● **PROBLEM TO SOLVE**: Keep only the lines where "nilai" appears.

● **THE DATA**:
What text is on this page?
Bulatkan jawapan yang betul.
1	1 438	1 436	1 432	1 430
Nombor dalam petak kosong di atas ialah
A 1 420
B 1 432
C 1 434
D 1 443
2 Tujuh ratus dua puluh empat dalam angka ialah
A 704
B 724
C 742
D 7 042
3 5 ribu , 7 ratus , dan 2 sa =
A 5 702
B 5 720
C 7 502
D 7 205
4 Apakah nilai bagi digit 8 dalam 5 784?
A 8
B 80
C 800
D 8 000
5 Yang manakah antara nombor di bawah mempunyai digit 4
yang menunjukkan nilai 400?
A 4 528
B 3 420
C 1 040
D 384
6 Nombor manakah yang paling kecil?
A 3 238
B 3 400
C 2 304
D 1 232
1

...

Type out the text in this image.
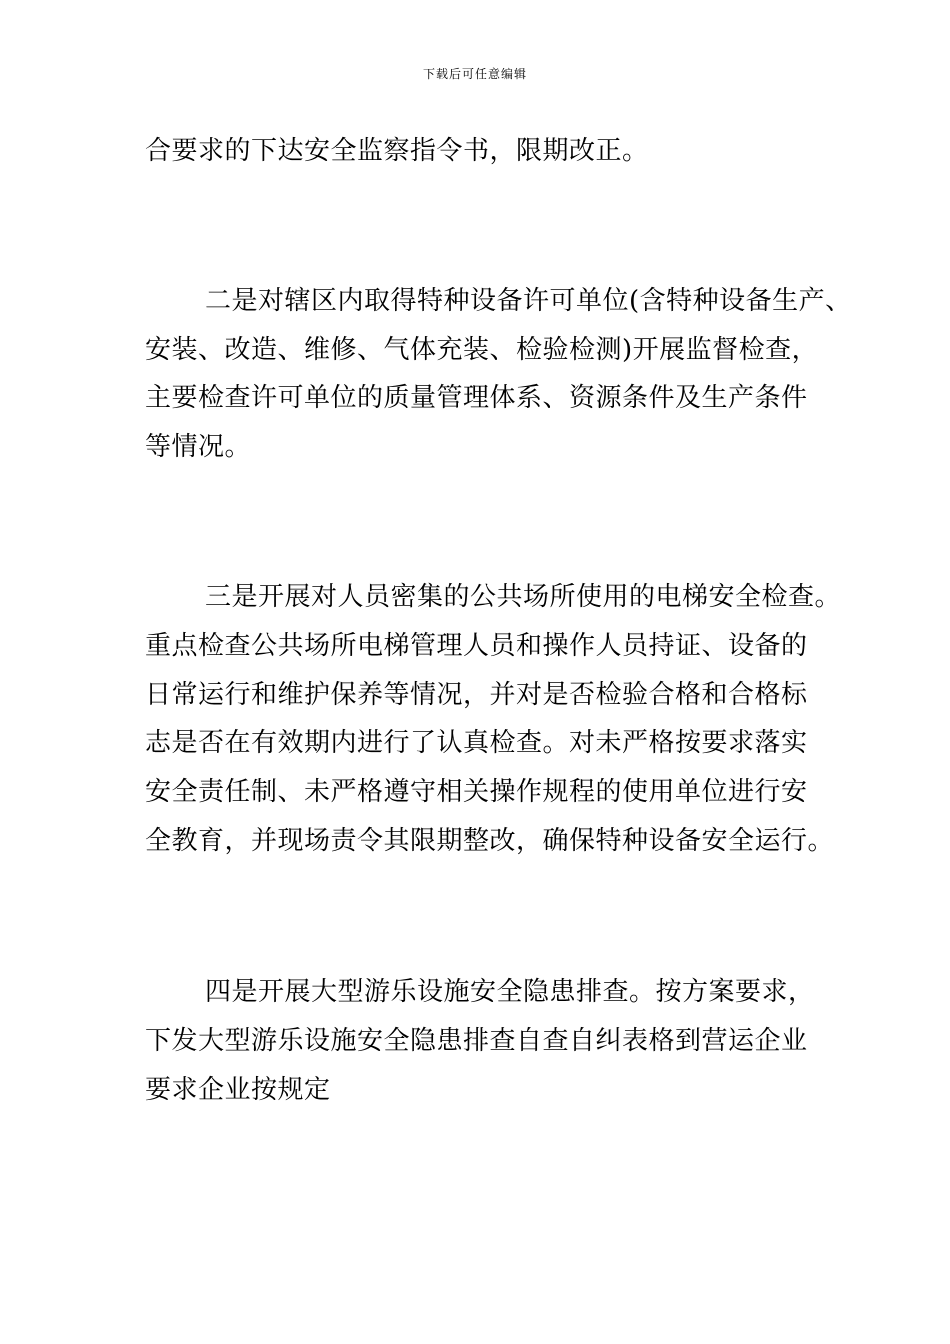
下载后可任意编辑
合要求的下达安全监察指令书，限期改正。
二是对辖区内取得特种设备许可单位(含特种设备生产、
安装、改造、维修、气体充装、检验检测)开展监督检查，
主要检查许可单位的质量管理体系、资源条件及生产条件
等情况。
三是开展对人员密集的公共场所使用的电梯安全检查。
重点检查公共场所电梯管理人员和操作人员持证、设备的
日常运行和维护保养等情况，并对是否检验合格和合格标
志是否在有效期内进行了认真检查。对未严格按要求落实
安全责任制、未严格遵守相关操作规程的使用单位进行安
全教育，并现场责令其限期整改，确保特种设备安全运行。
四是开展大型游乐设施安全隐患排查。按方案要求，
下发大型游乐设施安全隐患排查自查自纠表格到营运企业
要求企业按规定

--

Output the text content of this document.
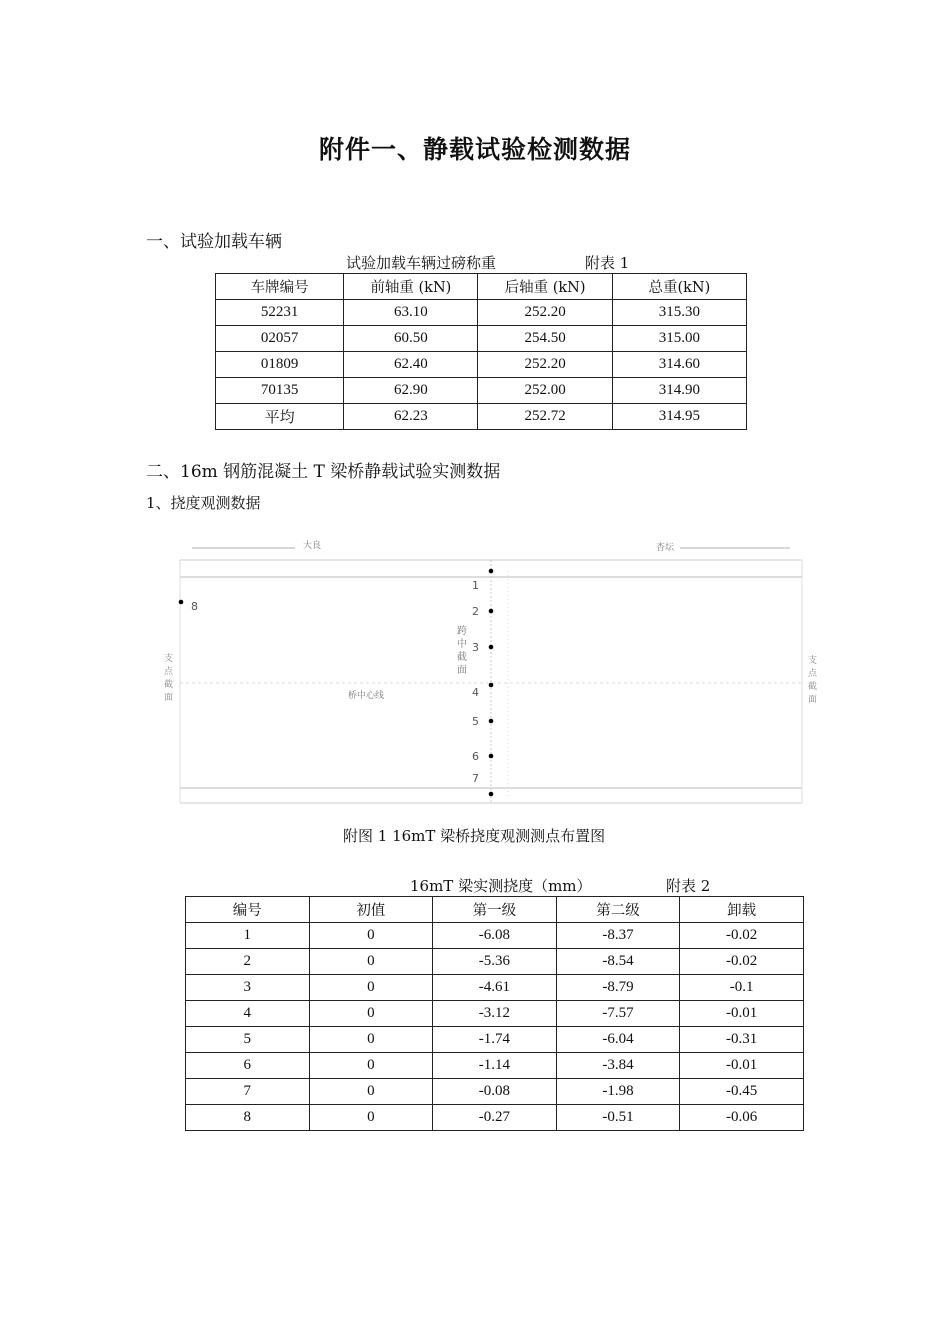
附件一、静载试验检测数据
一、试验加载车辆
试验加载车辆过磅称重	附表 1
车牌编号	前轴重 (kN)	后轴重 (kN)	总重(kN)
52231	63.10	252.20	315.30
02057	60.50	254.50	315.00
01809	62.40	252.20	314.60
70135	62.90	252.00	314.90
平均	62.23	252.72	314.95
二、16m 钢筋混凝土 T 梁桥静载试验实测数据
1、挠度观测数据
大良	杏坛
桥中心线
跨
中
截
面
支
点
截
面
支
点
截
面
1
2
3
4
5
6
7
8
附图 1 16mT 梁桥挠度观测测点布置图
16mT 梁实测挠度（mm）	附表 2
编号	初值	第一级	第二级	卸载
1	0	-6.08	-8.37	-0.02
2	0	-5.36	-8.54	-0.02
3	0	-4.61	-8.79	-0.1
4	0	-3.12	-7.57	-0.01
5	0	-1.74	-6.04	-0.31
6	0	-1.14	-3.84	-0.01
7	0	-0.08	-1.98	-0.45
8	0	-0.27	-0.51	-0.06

● **RESULT OF THE EXERCISE**:
4 Apakah nilai bagi digit 8 dalam 5 784?
yang menunjukkan nilai 400?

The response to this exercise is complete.